## What you are asked to do:
Copy each line below without leaving any out.
<<<<
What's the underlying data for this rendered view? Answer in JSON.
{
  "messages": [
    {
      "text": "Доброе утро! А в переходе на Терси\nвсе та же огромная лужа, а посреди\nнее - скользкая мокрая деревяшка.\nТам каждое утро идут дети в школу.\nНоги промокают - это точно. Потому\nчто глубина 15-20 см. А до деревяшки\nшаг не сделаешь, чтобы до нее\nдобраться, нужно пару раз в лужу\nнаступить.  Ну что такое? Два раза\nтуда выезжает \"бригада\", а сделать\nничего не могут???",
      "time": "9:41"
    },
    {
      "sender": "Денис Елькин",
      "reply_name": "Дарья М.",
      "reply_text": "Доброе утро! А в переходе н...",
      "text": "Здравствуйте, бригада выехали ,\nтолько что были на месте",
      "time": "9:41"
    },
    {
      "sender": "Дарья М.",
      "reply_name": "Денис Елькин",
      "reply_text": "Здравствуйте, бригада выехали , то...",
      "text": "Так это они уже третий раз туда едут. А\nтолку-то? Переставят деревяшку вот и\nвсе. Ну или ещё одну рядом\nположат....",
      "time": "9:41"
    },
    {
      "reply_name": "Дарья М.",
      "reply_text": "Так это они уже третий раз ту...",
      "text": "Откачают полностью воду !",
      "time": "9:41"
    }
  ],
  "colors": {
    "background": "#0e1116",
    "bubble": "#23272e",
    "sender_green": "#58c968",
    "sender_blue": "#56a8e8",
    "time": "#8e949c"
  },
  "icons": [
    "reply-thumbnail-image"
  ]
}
>>>>
## Reply:
What's the underlying data for this rendered view? Answer in JSON.
{
  "messages": [
    {
      "text": "Доброе утро! А в переходе на Терси\nвсе та же огромная лужа, а посреди\nнее - скользкая мокрая деревяшка.\nТам каждое утро идут дети в школу.\nНоги промокают - это точно. Потому\nчто глубина 15-20 см. А до деревяшки\nшаг не сделаешь, чтобы до нее\nдобраться, нужно пару раз в лужу\nнаступить.  Ну что такое? Два раза\nтуда выезжает \"бригада\", а сделать\nничего не могут???",
      "time": "9:41"
    },
    {
      "sender": "Денис Елькин",
      "reply_name": "Дарья М.",
      "reply_text": "Доброе утро! А в переходе н...",
      "text": "Здравствуйте, бригада выехали ,\nтолько что были на месте",
      "time": "9:41"
    },
    {
      "sender": "Дарья М.",
      "reply_name": "Денис Елькин",
      "reply_text": "Здравствуйте, бригада выехали , то...",
      "text": "Так это они уже третий раз туда едут. А\nтолку-то? Переставят деревяшку вот и\nвсе. Ну или ещё одну рядом\nположат....",
      "time": "9:41"
    },
    {
      "reply_name": "Дарья М.",
      "reply_text": "Так это они уже третий раз ту...",
      "text": "Откачают полностью воду !",
      "time": "9:41"
    }
  ],
  "colors": {
    "background": "#0e1116",
    "bubble": "#23272e",
    "sender_green": "#58c968",
    "sender_blue": "#56a8e8",
    "time": "#8e949c"
  },
  "icons": [
    "reply-thumbnail-image"
  ]
}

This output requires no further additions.